==== DATASET ROWS

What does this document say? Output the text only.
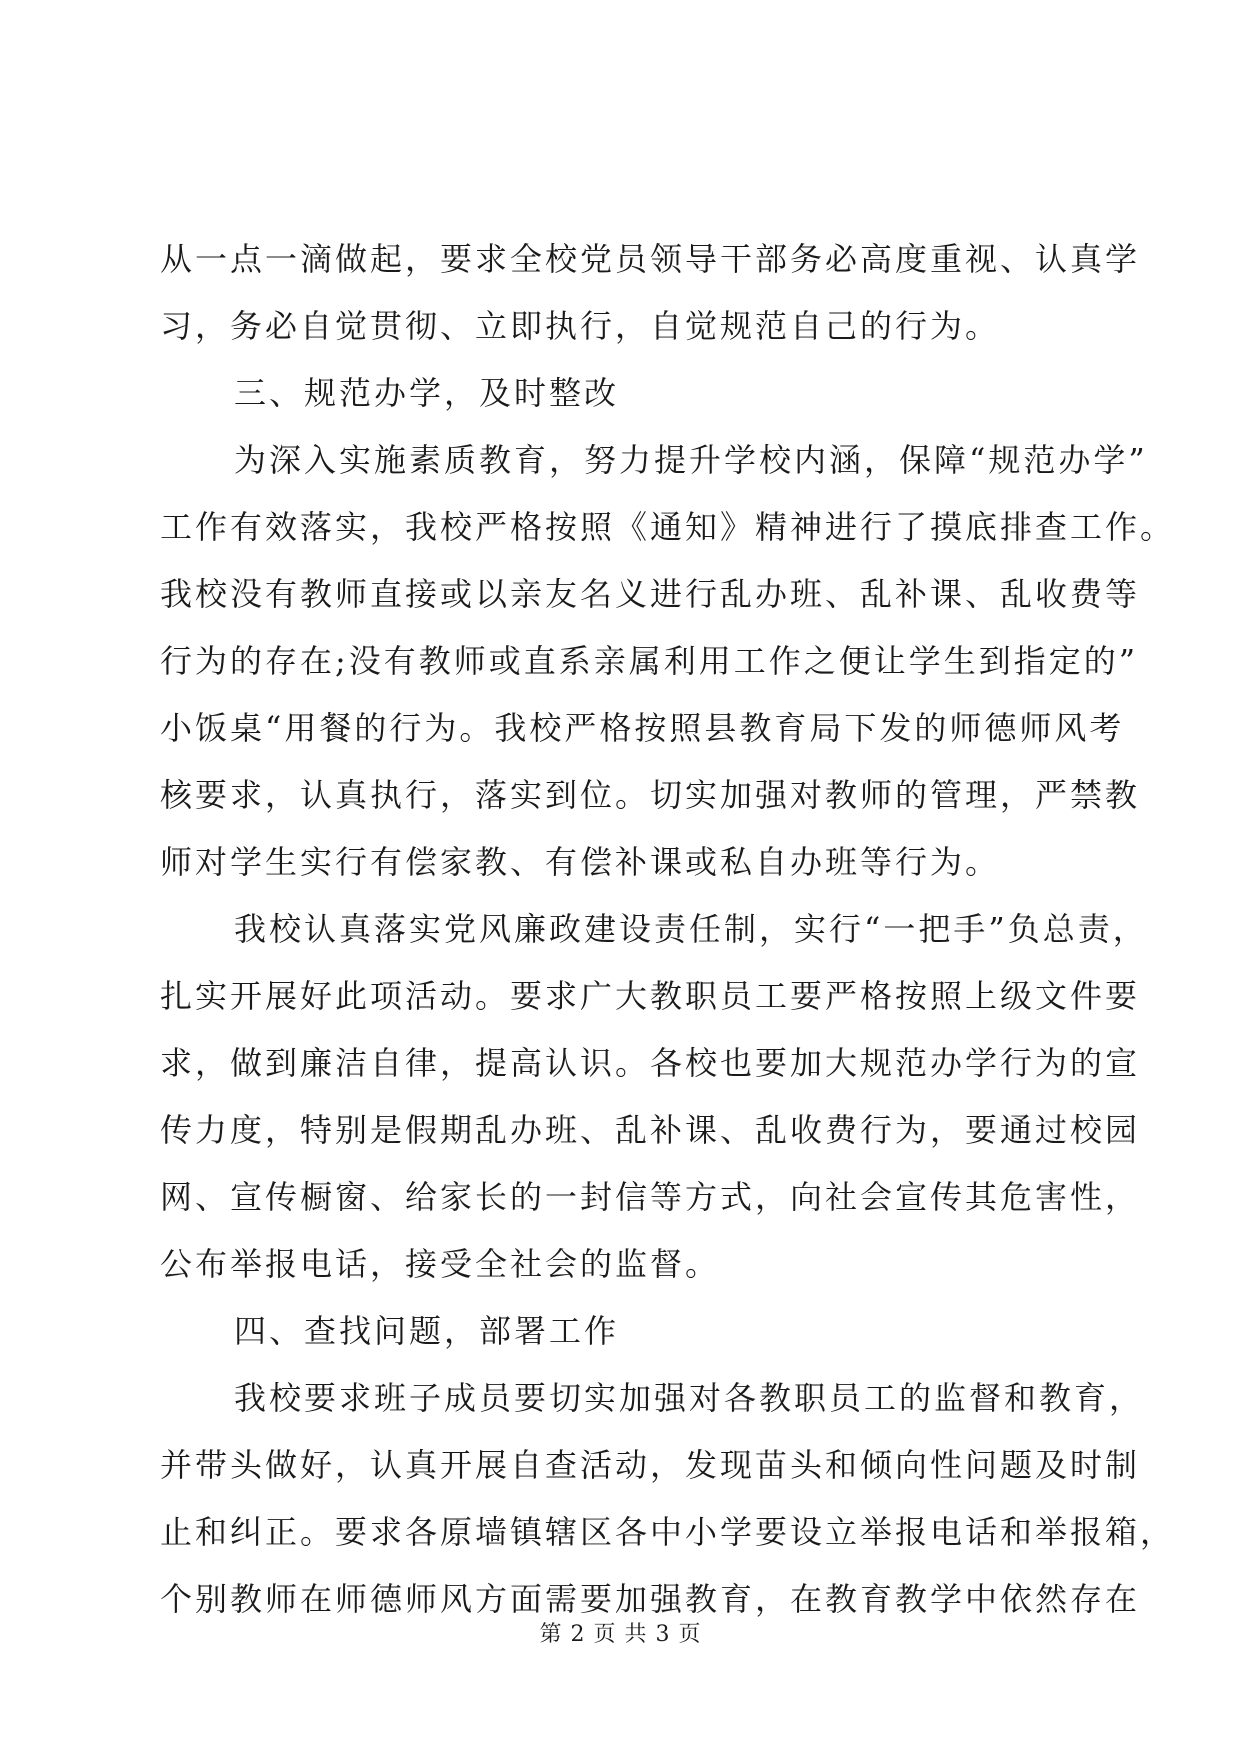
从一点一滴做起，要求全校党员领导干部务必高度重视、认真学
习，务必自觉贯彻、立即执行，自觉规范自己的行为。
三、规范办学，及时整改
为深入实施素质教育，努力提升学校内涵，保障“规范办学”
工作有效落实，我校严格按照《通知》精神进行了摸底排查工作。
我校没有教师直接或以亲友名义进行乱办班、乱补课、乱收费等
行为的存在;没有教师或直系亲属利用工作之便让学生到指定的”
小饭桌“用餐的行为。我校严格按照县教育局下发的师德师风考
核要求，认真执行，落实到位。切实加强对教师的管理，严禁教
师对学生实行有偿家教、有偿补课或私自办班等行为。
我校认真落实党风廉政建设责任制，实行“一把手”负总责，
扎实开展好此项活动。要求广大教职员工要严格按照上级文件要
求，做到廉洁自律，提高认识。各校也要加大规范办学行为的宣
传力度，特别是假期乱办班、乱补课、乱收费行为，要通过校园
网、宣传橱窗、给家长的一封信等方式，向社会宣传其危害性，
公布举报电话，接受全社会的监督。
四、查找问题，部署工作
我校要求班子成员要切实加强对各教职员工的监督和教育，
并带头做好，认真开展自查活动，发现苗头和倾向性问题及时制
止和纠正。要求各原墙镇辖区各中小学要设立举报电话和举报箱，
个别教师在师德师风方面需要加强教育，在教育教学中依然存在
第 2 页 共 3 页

========
==== DATASET ROWS

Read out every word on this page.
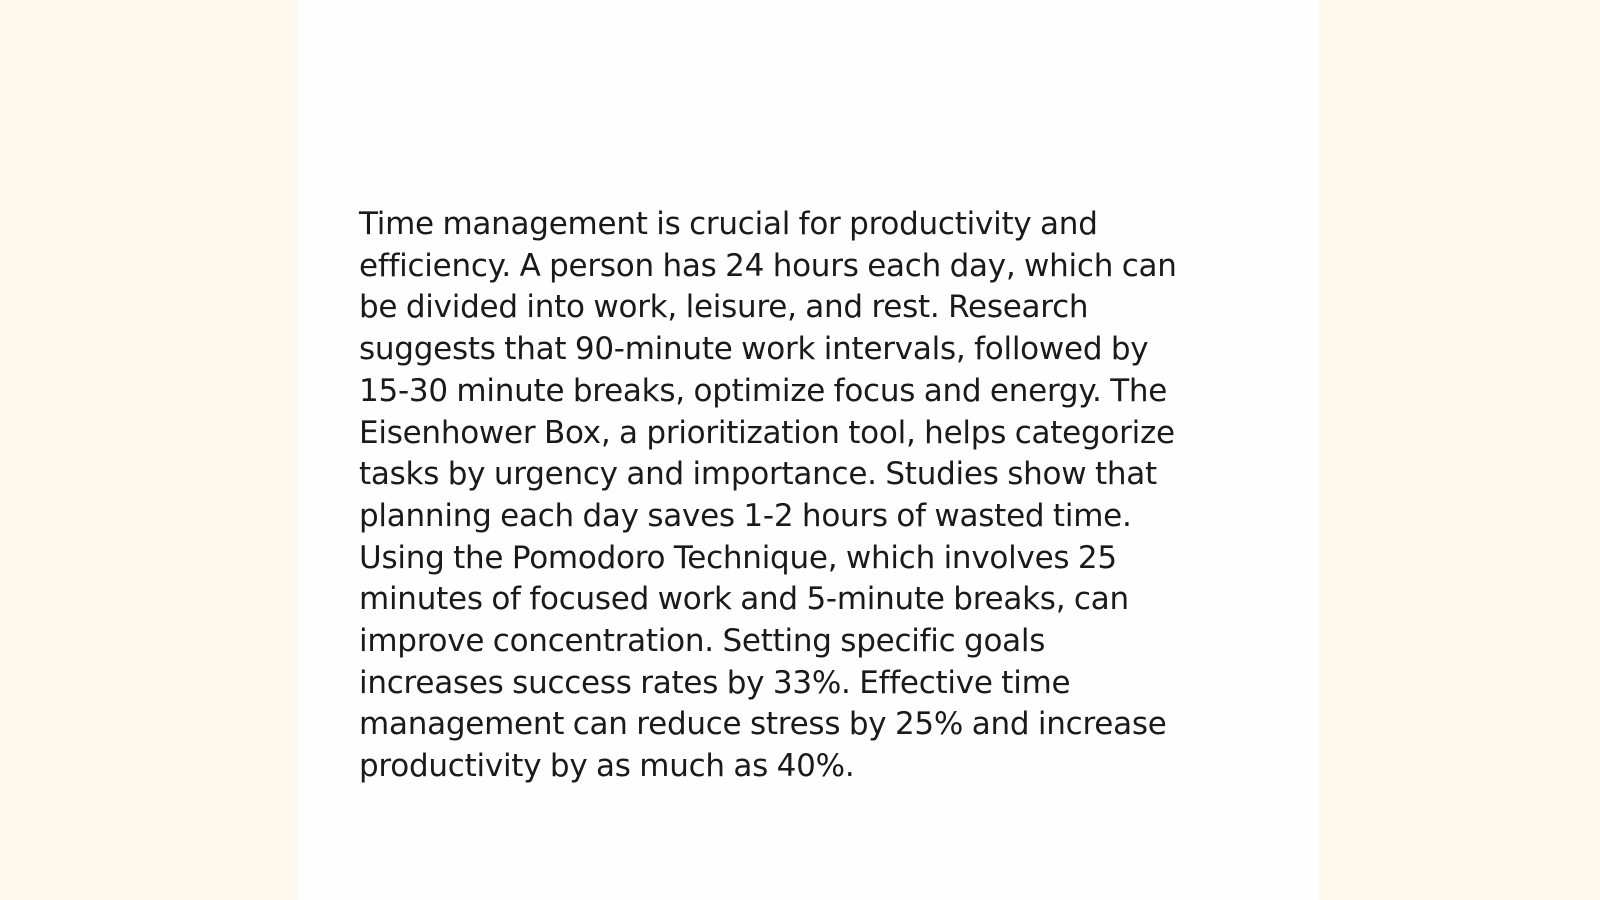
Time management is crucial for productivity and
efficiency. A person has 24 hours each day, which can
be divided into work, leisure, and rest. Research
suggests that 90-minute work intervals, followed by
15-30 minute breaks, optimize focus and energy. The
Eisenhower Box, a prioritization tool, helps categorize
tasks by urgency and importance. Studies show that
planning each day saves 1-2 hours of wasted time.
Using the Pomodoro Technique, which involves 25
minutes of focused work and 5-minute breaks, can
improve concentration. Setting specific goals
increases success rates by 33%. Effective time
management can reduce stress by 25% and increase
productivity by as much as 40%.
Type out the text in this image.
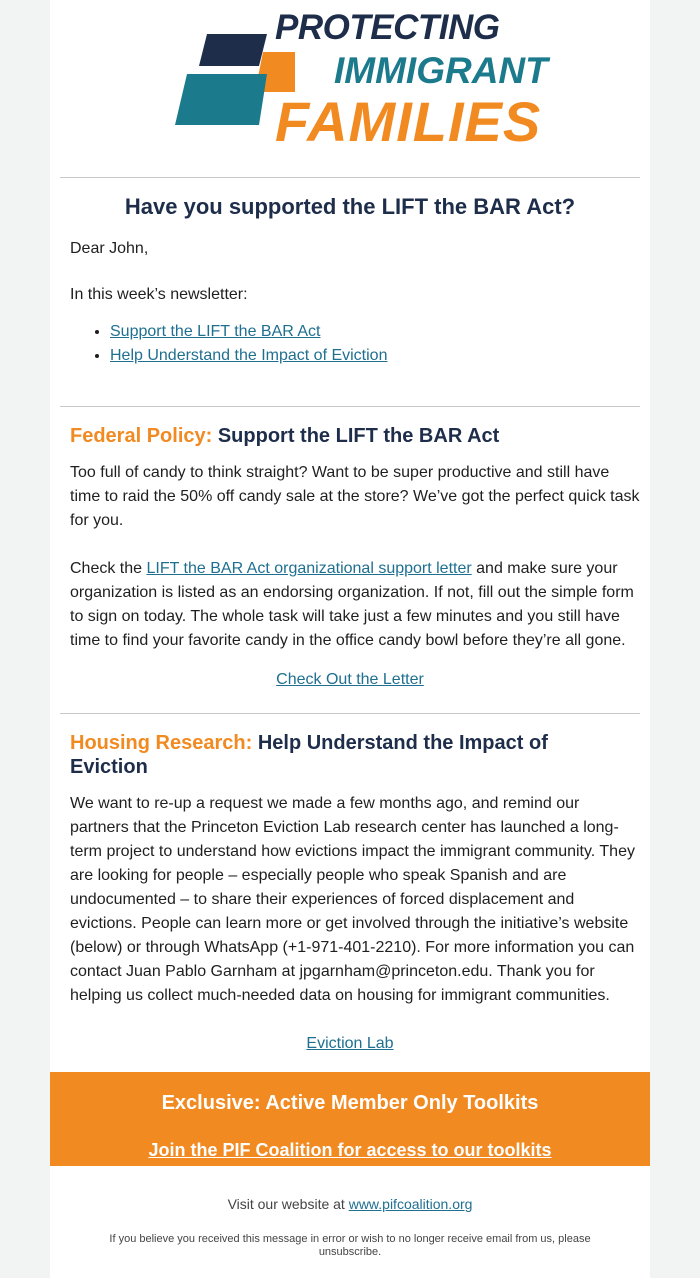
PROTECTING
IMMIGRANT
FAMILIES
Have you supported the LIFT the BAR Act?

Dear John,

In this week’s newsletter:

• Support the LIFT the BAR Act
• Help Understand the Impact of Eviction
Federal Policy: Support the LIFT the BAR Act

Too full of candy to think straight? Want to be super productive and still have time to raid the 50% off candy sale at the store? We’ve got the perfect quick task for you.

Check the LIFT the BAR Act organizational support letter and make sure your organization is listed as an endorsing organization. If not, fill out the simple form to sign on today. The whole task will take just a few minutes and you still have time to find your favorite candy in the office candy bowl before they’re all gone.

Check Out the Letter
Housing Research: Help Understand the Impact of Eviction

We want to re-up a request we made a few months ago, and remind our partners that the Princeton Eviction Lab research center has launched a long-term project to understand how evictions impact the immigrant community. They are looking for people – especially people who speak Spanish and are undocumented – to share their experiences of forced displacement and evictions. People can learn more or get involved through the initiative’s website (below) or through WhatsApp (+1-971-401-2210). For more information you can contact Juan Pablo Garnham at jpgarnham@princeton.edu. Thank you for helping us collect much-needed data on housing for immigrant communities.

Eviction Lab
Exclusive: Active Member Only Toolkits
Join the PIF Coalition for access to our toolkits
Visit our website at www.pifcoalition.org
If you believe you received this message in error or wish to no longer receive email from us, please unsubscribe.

========

Compute the number of lines above that contain the string "Check". Reply with that value only.

_EXERCISE RESPONSE_. 2